╭─ Passage given

Sunday, December 24, 2006

responses to several who wrote in about my last posting

My last posting in response to Boris Gorbis generated a lot of mail, most of it not very complementary. As experienced as I am in this kind of give and take, and as determined as I am to bring a different perspective to Russian Jews, its painful to receive many of these messages, both on a personal level and because of what it says about how hardened so many people are, how convinced they are that we have nothing to look forward to but endless bloodletting. This attitude makes me very sad, but the attitude is clearly informed by the reality we all confront today and must struggle to transform.
Elena says I am incredibly naïve, and she doesn’t want to say ’stupid’, but clearly thinks so. Elena, I like to think I am neither and I also suspect I have spent more of my life in Israel than you have (correct me if I am wrong, Elena). So let me pose again this question to the collective of Soviet Jews in the U.S.; “Why do you suppose you are greater authorities on Israeli reality than someone like myself?’ I am more than willing to grant that you are greater authorities on Soviet reality than I am, but not Israeli or American reality. Is it just possible that you are distorting reality by seeing the political situations in both Israel and the U.S. through an ideological template formed in reaction to a no longer existent totalitarian construct called the Soviet Union?

╰─

■ **To-do list**
a) Reproduce word for word the part of the blog post replying to readers' mail, starting at "responses to several" and ending at "struggle to transform.".
b) Write the next part of the blog post replying to readers' mail, picking up right after its final sentence.

╭─ Extracted entries

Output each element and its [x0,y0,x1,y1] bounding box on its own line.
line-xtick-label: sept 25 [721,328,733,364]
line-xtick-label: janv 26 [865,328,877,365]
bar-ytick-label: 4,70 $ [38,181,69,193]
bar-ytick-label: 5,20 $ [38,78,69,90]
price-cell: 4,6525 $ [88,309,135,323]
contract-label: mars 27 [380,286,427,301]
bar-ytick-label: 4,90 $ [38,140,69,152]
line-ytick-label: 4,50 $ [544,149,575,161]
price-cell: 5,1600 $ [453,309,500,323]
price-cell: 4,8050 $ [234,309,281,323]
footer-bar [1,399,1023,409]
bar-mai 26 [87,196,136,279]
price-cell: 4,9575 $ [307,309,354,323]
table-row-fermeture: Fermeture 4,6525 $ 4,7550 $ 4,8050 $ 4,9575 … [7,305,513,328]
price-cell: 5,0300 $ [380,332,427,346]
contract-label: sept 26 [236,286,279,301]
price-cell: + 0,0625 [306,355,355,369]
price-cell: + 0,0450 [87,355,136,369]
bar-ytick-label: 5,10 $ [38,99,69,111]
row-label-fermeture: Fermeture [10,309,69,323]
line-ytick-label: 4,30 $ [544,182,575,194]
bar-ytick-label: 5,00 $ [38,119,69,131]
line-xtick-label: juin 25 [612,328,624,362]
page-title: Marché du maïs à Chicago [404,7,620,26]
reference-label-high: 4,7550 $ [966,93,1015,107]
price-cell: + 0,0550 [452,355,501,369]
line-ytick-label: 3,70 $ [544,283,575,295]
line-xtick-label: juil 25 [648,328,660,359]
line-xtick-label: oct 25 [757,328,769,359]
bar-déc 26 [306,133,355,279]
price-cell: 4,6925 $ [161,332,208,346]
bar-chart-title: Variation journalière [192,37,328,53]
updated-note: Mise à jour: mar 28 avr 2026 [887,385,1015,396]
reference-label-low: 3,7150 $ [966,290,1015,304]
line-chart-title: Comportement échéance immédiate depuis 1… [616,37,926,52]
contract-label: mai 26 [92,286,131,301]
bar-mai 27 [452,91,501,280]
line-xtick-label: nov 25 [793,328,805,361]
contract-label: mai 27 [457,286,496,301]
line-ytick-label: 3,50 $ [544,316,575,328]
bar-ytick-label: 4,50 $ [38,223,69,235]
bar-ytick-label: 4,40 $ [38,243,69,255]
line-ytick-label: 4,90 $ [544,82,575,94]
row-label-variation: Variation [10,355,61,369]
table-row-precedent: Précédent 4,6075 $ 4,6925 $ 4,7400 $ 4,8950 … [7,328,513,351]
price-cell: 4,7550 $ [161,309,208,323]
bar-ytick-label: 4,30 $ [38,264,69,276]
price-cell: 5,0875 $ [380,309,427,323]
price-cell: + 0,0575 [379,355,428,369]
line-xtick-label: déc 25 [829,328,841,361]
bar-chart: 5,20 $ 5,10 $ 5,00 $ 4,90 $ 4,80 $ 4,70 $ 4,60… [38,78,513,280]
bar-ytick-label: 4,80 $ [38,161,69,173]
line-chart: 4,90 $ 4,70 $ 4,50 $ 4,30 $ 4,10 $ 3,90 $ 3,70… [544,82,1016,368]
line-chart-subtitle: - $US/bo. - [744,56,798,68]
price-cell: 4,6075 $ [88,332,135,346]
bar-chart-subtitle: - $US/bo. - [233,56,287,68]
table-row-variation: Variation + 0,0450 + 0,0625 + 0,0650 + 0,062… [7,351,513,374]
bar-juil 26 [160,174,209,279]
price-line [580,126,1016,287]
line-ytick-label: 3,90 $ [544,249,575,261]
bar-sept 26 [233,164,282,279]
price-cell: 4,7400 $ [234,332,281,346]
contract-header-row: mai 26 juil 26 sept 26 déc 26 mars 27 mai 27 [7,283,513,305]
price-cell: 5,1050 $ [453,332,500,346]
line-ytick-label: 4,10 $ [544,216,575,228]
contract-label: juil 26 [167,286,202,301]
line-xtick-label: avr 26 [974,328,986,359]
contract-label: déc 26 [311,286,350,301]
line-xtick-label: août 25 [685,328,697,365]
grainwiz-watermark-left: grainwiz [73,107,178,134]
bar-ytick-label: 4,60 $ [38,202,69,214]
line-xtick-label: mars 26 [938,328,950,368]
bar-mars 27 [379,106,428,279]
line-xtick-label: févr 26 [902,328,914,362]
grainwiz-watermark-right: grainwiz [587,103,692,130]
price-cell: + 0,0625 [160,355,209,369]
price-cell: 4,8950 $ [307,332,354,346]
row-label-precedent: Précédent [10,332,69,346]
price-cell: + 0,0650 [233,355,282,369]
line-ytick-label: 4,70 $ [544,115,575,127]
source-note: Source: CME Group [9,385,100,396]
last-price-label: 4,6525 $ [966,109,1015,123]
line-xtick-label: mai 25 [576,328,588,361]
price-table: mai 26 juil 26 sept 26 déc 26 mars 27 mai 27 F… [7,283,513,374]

╰─

■ **Expected results**
a)
responses to several who wrote in about my last posting

My last posting in response to Boris Gorbis generated a lot of mail, most of it not very complementary. As experienced as I am in this kind of give and take, and as determined as I am to bring a different perspective to Russian Jews, its painful to receive many of these messages, both on a personal level and because of what it says about how hardened so many people are, how convinced they are that we have nothing to look forward to but endless bloodletting. This attitude makes me very sad, but the attitude is clearly informed by the reality we all confront today and must struggle to transform.

b)
An anonymous responder who loves America nevertheless considers this country "zemlya nepugannyx idiotov" because we supposedly lean over backwards to understand the adversary’s point of view and because of that failing Khrushchev had us “beat by decades.” Well, the last time I looked, Khruschev’s system was on the ash heap of history and the writer of these lines was living in America, not the Soviet Union, so it would appear the American system, including our effort to understand the adversary’s point of view, worked a hell of a lot better than the supposedly more realistic and less naïve Soviet system. It ought to be obvious to any moderately sophisticated person that if you are likely to be far more effective in overcoming an adversary by understanding him/her than by reducing him/her to a stick figure of evil. Indeed, the West subverted the Soviet system by understanding that Russians were real people, not devils, who were attracted by consumer culture.
The respondent argues the fact that I only mentioned a few Israeli-initiated homocides shows Israelis are better or more moral than Arabs. Well, Boris was basically telling me there were NO Israeli initiated homocides, that this is stick figure good guys against bad guys. In fact, I could easily have given a longer list if that had been my intent, and certainly could have included Sabra and Shatilla, a horrendous massacre of Palestinian refugees by Lebanese Phalangists which would not have taken place if Ariel Sharon hadn’t sealed off those refugee camps, preventing anyone from escaping and then inserting the Phalangists into the camps with the mission of “cleansing” them. And then, surprise, surprise, three days later it turns out the Phalange had killed 800 people. Yes, the Phalangists did the killing, but Sharon enabled them to do so, and as the Kahan Commission ruled, should clearly have known that was likely to happen.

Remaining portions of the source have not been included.